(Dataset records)
[start]
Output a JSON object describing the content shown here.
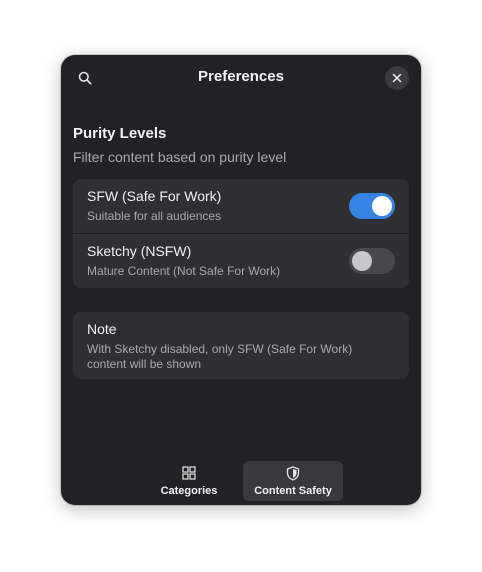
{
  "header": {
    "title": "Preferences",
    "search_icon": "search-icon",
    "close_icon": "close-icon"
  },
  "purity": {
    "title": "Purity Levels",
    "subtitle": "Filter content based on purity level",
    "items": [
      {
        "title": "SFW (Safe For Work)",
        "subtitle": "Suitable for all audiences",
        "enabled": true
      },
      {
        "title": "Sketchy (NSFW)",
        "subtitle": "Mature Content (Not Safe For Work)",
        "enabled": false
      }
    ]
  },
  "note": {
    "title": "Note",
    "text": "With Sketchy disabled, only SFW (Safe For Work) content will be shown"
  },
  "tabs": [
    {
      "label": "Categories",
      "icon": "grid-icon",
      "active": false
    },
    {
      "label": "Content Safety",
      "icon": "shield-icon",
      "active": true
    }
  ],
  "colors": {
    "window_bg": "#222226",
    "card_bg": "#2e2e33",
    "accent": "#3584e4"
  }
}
[end]
### Objective
Quote each line of the listing exactly, but leave the pictures out.

### Exercise result
Output a JSON object describing the content shown here.
{
  "header": {
    "title": "Preferences",
    "search_icon": "search-icon",
    "close_icon": "close-icon"
  },
  "purity": {
    "title": "Purity Levels",
    "subtitle": "Filter content based on purity level",
    "items": [
      {
        "title": "SFW (Safe For Work)",
        "subtitle": "Suitable for all audiences",
        "enabled": true
      },
      {
        "title": "Sketchy (NSFW)",
        "subtitle": "Mature Content (Not Safe For Work)",
        "enabled": false
      }
    ]
  },
  "note": {
    "title": "Note",
    "text": "With Sketchy disabled, only SFW (Safe For Work) content will be shown"
  },
  "tabs": [
    {
      "label": "Categories",
      "icon": "grid-icon",
      "active": false
    },
    {
      "label": "Content Safety",
      "icon": "shield-icon",
      "active": true
    }
  ],
  "colors": {
    "window_bg": "#222226",
    "card_bg": "#2e2e33",
    "accent": "#3584e4"
  }
}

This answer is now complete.